Stated task
Return every record below exactly as written, omitting any pictures.

Dataset entries
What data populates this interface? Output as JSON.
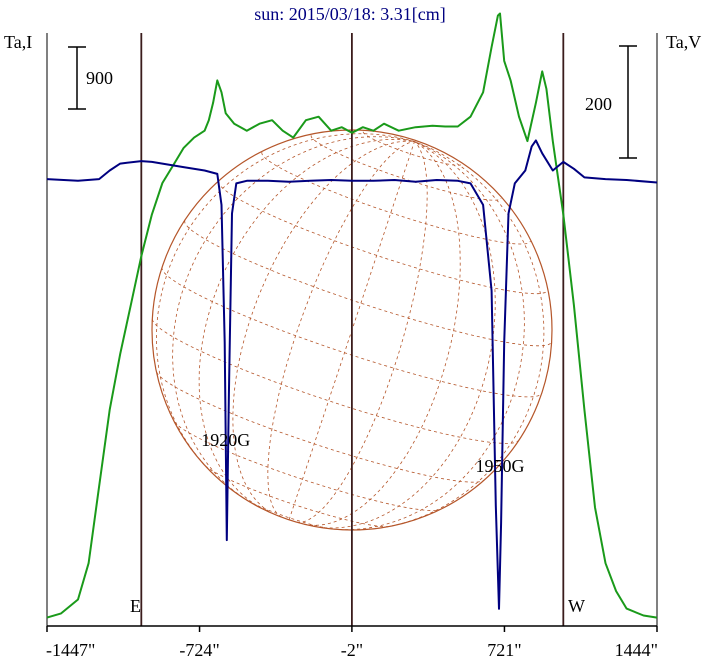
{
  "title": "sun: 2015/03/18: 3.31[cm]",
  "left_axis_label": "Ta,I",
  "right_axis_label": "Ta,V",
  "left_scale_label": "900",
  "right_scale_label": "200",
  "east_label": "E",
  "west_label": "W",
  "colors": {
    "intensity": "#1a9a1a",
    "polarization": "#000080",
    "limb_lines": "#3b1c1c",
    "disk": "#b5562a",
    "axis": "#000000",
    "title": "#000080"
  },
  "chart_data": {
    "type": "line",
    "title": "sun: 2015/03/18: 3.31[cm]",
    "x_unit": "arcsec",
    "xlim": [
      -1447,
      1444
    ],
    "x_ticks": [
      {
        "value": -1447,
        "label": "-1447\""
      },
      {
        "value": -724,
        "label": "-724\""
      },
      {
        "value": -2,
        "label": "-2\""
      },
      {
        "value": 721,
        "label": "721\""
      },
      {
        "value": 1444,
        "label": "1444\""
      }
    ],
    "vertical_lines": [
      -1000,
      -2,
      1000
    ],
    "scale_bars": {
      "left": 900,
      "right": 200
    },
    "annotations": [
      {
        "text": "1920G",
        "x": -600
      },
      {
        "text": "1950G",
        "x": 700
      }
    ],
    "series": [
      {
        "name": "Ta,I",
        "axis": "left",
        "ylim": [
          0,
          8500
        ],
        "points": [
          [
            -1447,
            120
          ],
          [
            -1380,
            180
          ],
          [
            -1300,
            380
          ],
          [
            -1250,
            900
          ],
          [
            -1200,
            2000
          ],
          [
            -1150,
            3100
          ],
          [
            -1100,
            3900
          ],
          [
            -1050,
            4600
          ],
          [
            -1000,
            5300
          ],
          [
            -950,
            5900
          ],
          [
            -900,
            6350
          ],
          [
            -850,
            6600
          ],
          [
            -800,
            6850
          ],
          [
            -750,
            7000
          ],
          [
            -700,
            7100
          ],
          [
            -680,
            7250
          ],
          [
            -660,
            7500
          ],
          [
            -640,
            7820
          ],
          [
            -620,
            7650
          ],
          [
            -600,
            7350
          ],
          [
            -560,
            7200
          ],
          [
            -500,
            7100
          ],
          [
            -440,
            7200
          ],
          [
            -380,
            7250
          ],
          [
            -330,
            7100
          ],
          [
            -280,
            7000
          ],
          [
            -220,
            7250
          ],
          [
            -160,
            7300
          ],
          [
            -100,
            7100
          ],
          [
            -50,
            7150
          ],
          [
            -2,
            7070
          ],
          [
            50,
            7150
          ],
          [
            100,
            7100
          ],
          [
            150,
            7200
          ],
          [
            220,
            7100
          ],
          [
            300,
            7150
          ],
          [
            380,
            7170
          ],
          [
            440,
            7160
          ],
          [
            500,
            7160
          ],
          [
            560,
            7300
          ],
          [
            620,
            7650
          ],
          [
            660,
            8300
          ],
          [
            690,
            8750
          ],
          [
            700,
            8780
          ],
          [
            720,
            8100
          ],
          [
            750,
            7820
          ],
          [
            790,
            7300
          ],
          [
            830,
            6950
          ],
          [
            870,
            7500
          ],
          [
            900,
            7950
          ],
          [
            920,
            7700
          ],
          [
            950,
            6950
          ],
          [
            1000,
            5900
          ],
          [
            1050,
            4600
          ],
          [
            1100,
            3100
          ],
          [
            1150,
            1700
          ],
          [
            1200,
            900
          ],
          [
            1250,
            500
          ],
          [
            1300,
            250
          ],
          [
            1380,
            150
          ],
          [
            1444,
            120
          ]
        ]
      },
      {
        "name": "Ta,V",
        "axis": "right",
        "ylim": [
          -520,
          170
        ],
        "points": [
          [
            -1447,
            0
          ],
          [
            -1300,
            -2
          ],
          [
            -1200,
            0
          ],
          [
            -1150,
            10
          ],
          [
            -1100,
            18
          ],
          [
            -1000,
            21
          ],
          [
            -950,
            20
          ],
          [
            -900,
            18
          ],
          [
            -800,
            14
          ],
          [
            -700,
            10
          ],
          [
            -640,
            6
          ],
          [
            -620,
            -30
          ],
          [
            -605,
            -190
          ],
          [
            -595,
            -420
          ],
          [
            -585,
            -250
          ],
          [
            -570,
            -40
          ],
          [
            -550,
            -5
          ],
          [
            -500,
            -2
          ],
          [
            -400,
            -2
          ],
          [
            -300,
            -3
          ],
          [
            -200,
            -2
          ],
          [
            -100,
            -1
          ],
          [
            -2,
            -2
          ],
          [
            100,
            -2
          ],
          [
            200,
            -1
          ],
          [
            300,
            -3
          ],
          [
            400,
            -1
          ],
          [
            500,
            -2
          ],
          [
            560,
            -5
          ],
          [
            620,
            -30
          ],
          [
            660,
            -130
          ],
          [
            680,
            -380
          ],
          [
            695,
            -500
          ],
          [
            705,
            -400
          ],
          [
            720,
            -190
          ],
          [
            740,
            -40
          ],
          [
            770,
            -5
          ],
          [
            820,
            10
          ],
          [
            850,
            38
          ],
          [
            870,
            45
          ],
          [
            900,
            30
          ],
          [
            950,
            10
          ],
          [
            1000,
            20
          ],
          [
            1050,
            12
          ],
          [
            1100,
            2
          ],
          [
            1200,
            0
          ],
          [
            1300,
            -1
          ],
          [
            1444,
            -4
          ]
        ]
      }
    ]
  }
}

Solution to this task
What data populates this interface? Output as JSON.
{
  "title": "sun: 2015/03/18: 3.31[cm]",
  "left_axis_label": "Ta,I",
  "right_axis_label": "Ta,V",
  "left_scale_label": "900",
  "right_scale_label": "200",
  "east_label": "E",
  "west_label": "W",
  "colors": {
    "intensity": "#1a9a1a",
    "polarization": "#000080",
    "limb_lines": "#3b1c1c",
    "disk": "#b5562a",
    "axis": "#000000",
    "title": "#000080"
  },
  "chart_data": {
    "type": "line",
    "title": "sun: 2015/03/18: 3.31[cm]",
    "x_unit": "arcsec",
    "xlim": [
      -1447,
      1444
    ],
    "x_ticks": [
      {
        "value": -1447,
        "label": "-1447\""
      },
      {
        "value": -724,
        "label": "-724\""
      },
      {
        "value": -2,
        "label": "-2\""
      },
      {
        "value": 721,
        "label": "721\""
      },
      {
        "value": 1444,
        "label": "1444\""
      }
    ],
    "vertical_lines": [
      -1000,
      -2,
      1000
    ],
    "scale_bars": {
      "left": 900,
      "right": 200
    },
    "annotations": [
      {
        "text": "1920G",
        "x": -600
      },
      {
        "text": "1950G",
        "x": 700
      }
    ],
    "series": [
      {
        "name": "Ta,I",
        "axis": "left",
        "ylim": [
          0,
          8500
        ],
        "points": [
          [
            -1447,
            120
          ],
          [
            -1380,
            180
          ],
          [
            -1300,
            380
          ],
          [
            -1250,
            900
          ],
          [
            -1200,
            2000
          ],
          [
            -1150,
            3100
          ],
          [
            -1100,
            3900
          ],
          [
            -1050,
            4600
          ],
          [
            -1000,
            5300
          ],
          [
            -950,
            5900
          ],
          [
            -900,
            6350
          ],
          [
            -850,
            6600
          ],
          [
            -800,
            6850
          ],
          [
            -750,
            7000
          ],
          [
            -700,
            7100
          ],
          [
            -680,
            7250
          ],
          [
            -660,
            7500
          ],
          [
            -640,
            7820
          ],
          [
            -620,
            7650
          ],
          [
            -600,
            7350
          ],
          [
            -560,
            7200
          ],
          [
            -500,
            7100
          ],
          [
            -440,
            7200
          ],
          [
            -380,
            7250
          ],
          [
            -330,
            7100
          ],
          [
            -280,
            7000
          ],
          [
            -220,
            7250
          ],
          [
            -160,
            7300
          ],
          [
            -100,
            7100
          ],
          [
            -50,
            7150
          ],
          [
            -2,
            7070
          ],
          [
            50,
            7150
          ],
          [
            100,
            7100
          ],
          [
            150,
            7200
          ],
          [
            220,
            7100
          ],
          [
            300,
            7150
          ],
          [
            380,
            7170
          ],
          [
            440,
            7160
          ],
          [
            500,
            7160
          ],
          [
            560,
            7300
          ],
          [
            620,
            7650
          ],
          [
            660,
            8300
          ],
          [
            690,
            8750
          ],
          [
            700,
            8780
          ],
          [
            720,
            8100
          ],
          [
            750,
            7820
          ],
          [
            790,
            7300
          ],
          [
            830,
            6950
          ],
          [
            870,
            7500
          ],
          [
            900,
            7950
          ],
          [
            920,
            7700
          ],
          [
            950,
            6950
          ],
          [
            1000,
            5900
          ],
          [
            1050,
            4600
          ],
          [
            1100,
            3100
          ],
          [
            1150,
            1700
          ],
          [
            1200,
            900
          ],
          [
            1250,
            500
          ],
          [
            1300,
            250
          ],
          [
            1380,
            150
          ],
          [
            1444,
            120
          ]
        ]
      },
      {
        "name": "Ta,V",
        "axis": "right",
        "ylim": [
          -520,
          170
        ],
        "points": [
          [
            -1447,
            0
          ],
          [
            -1300,
            -2
          ],
          [
            -1200,
            0
          ],
          [
            -1150,
            10
          ],
          [
            -1100,
            18
          ],
          [
            -1000,
            21
          ],
          [
            -950,
            20
          ],
          [
            -900,
            18
          ],
          [
            -800,
            14
          ],
          [
            -700,
            10
          ],
          [
            -640,
            6
          ],
          [
            -620,
            -30
          ],
          [
            -605,
            -190
          ],
          [
            -595,
            -420
          ],
          [
            -585,
            -250
          ],
          [
            -570,
            -40
          ],
          [
            -550,
            -5
          ],
          [
            -500,
            -2
          ],
          [
            -400,
            -2
          ],
          [
            -300,
            -3
          ],
          [
            -200,
            -2
          ],
          [
            -100,
            -1
          ],
          [
            -2,
            -2
          ],
          [
            100,
            -2
          ],
          [
            200,
            -1
          ],
          [
            300,
            -3
          ],
          [
            400,
            -1
          ],
          [
            500,
            -2
          ],
          [
            560,
            -5
          ],
          [
            620,
            -30
          ],
          [
            660,
            -130
          ],
          [
            680,
            -380
          ],
          [
            695,
            -500
          ],
          [
            705,
            -400
          ],
          [
            720,
            -190
          ],
          [
            740,
            -40
          ],
          [
            770,
            -5
          ],
          [
            820,
            10
          ],
          [
            850,
            38
          ],
          [
            870,
            45
          ],
          [
            900,
            30
          ],
          [
            950,
            10
          ],
          [
            1000,
            20
          ],
          [
            1050,
            12
          ],
          [
            1100,
            2
          ],
          [
            1200,
            0
          ],
          [
            1300,
            -1
          ],
          [
            1444,
            -4
          ]
        ]
      }
    ]
  }
}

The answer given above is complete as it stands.